(Goal) The records that follow are to be repeated without alteration.

(Raw records)
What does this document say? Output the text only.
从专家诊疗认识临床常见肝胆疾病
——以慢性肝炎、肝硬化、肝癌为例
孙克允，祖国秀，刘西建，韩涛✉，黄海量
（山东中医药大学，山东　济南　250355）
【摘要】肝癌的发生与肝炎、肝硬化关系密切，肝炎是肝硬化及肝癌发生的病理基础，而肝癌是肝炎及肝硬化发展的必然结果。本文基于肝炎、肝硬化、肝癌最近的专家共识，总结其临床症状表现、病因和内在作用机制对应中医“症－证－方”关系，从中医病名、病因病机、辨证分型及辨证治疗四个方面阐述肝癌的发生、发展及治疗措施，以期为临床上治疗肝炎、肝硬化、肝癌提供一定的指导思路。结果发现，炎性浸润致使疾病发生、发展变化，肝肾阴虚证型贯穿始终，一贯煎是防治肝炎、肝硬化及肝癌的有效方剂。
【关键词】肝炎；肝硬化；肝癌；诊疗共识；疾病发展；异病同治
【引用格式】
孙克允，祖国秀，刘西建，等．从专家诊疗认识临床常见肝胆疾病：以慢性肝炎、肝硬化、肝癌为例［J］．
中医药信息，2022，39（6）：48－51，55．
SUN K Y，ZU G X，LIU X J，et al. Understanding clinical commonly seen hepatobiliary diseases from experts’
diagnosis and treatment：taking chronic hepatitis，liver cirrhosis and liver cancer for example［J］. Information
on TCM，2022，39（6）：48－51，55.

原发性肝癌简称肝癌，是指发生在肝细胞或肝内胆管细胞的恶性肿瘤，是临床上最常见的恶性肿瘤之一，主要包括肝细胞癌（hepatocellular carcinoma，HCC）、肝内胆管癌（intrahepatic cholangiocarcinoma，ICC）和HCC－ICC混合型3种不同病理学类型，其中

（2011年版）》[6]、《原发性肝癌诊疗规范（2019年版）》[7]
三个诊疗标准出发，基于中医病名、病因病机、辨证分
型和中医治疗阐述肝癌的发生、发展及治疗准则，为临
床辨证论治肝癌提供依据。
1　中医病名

(Correct answer)
What does this document say? Output the text only.
从专家诊疗认识临床常见肝胆疾病
——以慢性肝炎、肝硬化、肝癌为例
孙克允，祖国秀，刘西建，韩涛✉，黄海量
（山东中医药大学，山东　济南　250355）
【摘要】肝癌的发生与肝炎、肝硬化关系密切，肝炎是肝硬化及肝癌发生的病理基础，而肝癌是肝炎及肝硬化发展的必然结果。本文基于肝炎、肝硬化、肝癌最近的专家共识，总结其临床症状表现、病因和内在作用机制对应中医“症－证－方”关系，从中医病名、病因病机、辨证分型及辨证治疗四个方面阐述肝癌的发生、发展及治疗措施，以期为临床上治疗肝炎、肝硬化、肝癌提供一定的指导思路。结果发现，炎性浸润致使疾病发生、发展变化，肝肾阴虚证型贯穿始终，一贯煎是防治肝炎、肝硬化及肝癌的有效方剂。
【关键词】肝炎；肝硬化；肝癌；诊疗共识；疾病发展；异病同治
【引用格式】
孙克允，祖国秀，刘西建，等．从专家诊疗认识临床常见肝胆疾病：以慢性肝炎、肝硬化、肝癌为例［J］．
中医药信息，2022，39（6）：48－51，55．
SUN K Y，ZU G X，LIU X J，et al. Understanding clinical commonly seen hepatobiliary diseases from experts’
diagnosis and treatment：taking chronic hepatitis，liver cirrhosis and liver cancer for example［J］. Information
on TCM，2022，39（6）：48－51，55.

原发性肝癌简称肝癌，是指发生在肝细胞或肝内胆管细胞的恶性肿瘤，是临床上最常见的恶性肿瘤之一，主要包括肝细胞癌（hepatocellular carcinoma，HCC）、肝内胆管癌（intrahepatic cholangiocarcinoma，ICC）和HCC－ICC混合型3种不同病理学类型，其中

（2011年版）》[6]、《原发性肝癌诊疗规范（2019年版）》[7]
三个诊疗标准出发，基于中医病名、病因病机、辨证分
型和中医治疗阐述肝癌的发生、发展及治疗准则，为临
床辨证论治肝癌提供依据。
1　中医病名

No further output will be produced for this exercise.